=== Data in this exercise ===
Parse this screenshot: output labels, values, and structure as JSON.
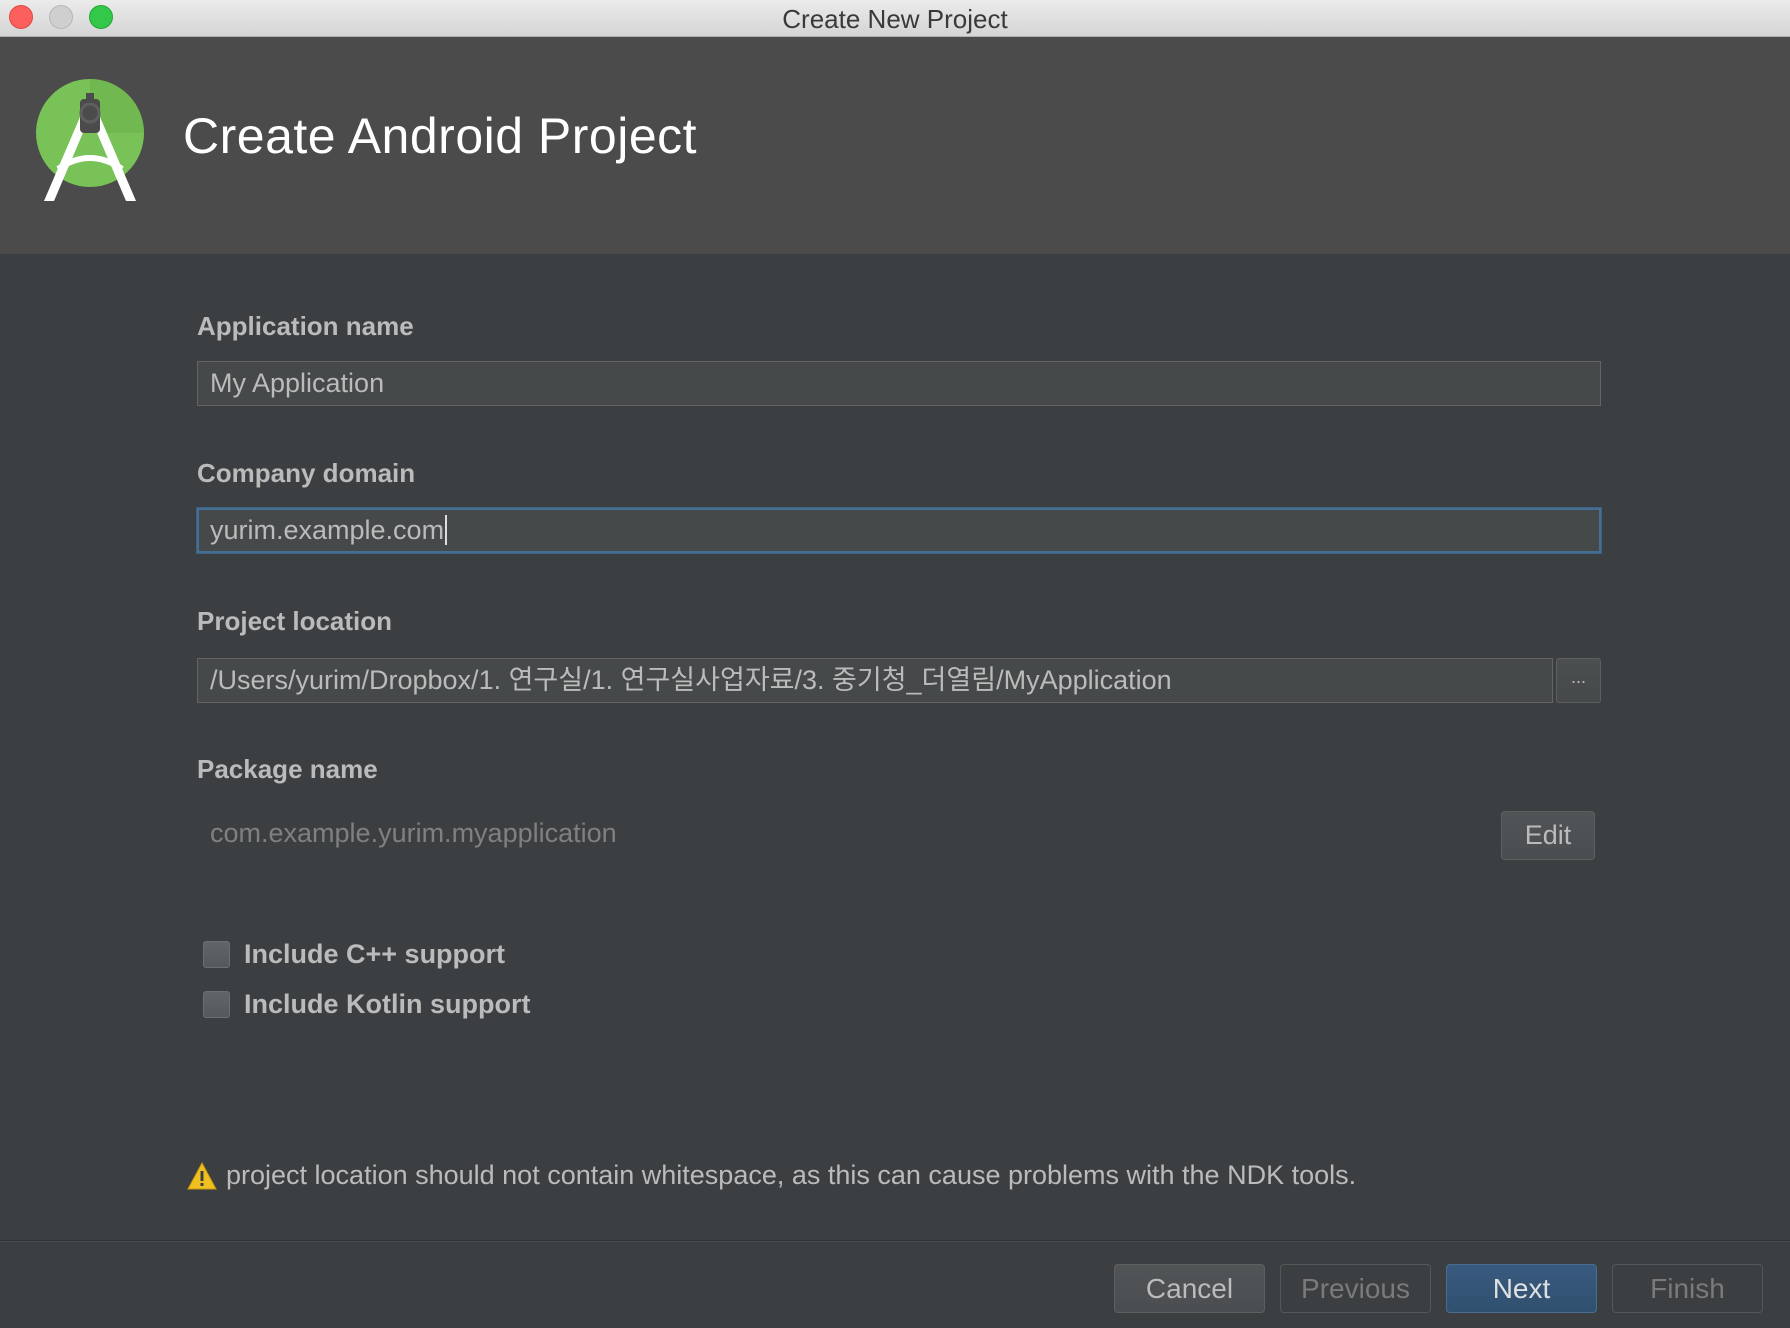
{
  "window": {
    "title": "Create New Project"
  },
  "header": {
    "title": "Create Android Project",
    "logo_icon": "android-studio-logo-icon"
  },
  "form": {
    "app_name_label": "Application name",
    "app_name_value": "My Application",
    "company_domain_label": "Company domain",
    "company_domain_value": "yurim.example.com",
    "project_location_label": "Project location",
    "project_location_value": "/Users/yurim/Dropbox/1. 연구실/1. 연구실사업자료/3. 중기청_더열림/MyApplication",
    "browse_label": "...",
    "package_name_label": "Package name",
    "package_name_value": "com.example.yurim.myapplication",
    "edit_label": "Edit",
    "include_cpp_label": "Include C++ support",
    "include_cpp_checked": false,
    "include_kotlin_label": "Include Kotlin support",
    "include_kotlin_checked": false
  },
  "warning": {
    "icon": "warning-icon",
    "text": "project location should not contain whitespace, as this can cause problems with the NDK tools."
  },
  "footer": {
    "cancel_label": "Cancel",
    "previous_label": "Previous",
    "next_label": "Next",
    "finish_label": "Finish"
  },
  "colors": {
    "background": "#3c3f41",
    "header_background": "#4b4b4b",
    "accent": "#3d6185",
    "warning": "#f0c020",
    "android_green": "#78c257"
  }
}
===
Gather all the lines that include the word "warning" and copy them out.

Result below –
  "warning": {
    "icon": "warning-icon",
    "warning": "#f0c020",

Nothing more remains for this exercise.